* **PROBLEM DESCRIPTION**:
Answer these questions from the ink jet printer passage below:
(a) According to the passage, which structure is heated above the ambient temperature, and to prevent what?
(b) In the Mathis printer, where is the deflection electrode positioned?
(c) About how large a d.c. potential is applied to the deflection electrode?

[start of PASSAGE TO READ]

The present invention relates to ink jet printers and, more particularly, to such a printer in which the jet drop deflection electrode structure is heated above the ambient temperature to preclude drop condensation and accumulation thereon.
As shown in U.S. Pat. No. 3,701,998, issued Oct. 31, 1972, to Mathis, printers of the type to which the present invention relates may generally include a print head which has a fluid receiving reservoir and an orifice plate communicating with the reservoir. The orifice plate defines at least one row, and in a printer such as shown in Mathis, two rows of jet orifices through which ink is forced under pressure to form a plurality of jet drop streams. A fluid ink filament emerges from each of the orifices and drops of substantially uniform size are formed periodically from the filament tips. The regularity of drop formation is enhanced through one of a number of drop stimulation techniques, which may include mechanical stimulation of the entire print head structure or of the orifice plate, as shown in U.S. Pat. No. 3,739,393, issued June 12, 1973, to Lyon et al.
Charging electrodes are positioned adjacent the points at which the drops are formed and induce selectively charged drops in each of the jet drop streams. The jet drop streams thereafter pass through a deflection field which separates the charged and uncharged drops, a portion of the drops being directed in a catch trajectory and the remainder of drops being directed in a print trajectory. In the Mathis printer, two such rows of jet drop streams are provided with a pair of drop catchers positioned parallel to the jet drop stream rows and spaced outwardly therefrom. A deflection electrode is positioned between the rows of jet drop streams and has an electrical deflection potential impressed thereon which deflects the charged drops outwardly such that they strike the catchers. The uncharged drops, however, pass unaffected through the deflection field and strike a print receiving medium, collectively forming a print image thereon. Formation of the print image, therefore, is controlled by controlling charging of the drops in the drop streams.
In order to produce the desired deflection of the charged drops outwardly to the catchers, a relatively high d.c. electrical potential, on the order of 1,000 volts, is applied to the deflection electrode. The catchers are generally formed of electrically conductive material and are typically grounded such that a deflection field is created which extends between each of the catchers and the deflection electrode.

[end of PASSAGE TO READ]
[start of DATASET SECTION]

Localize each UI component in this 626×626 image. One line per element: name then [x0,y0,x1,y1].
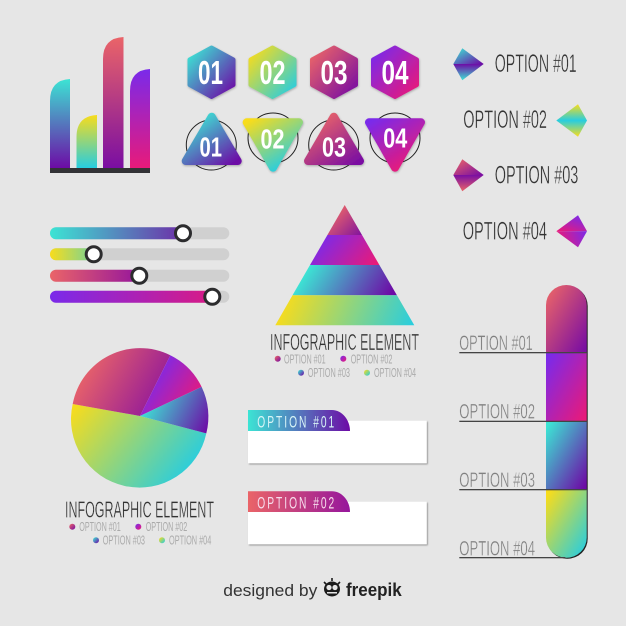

[end of DATASET SECTION]

* **REPLY TO THE EXERCISE**:
(a) The jet drop deflection electrode structure is heated. This prevents drop condensation and accumulation on it.
(b) It sits between the rows of jet drop streams.
(c) The potential is on the order of 1,000 volts.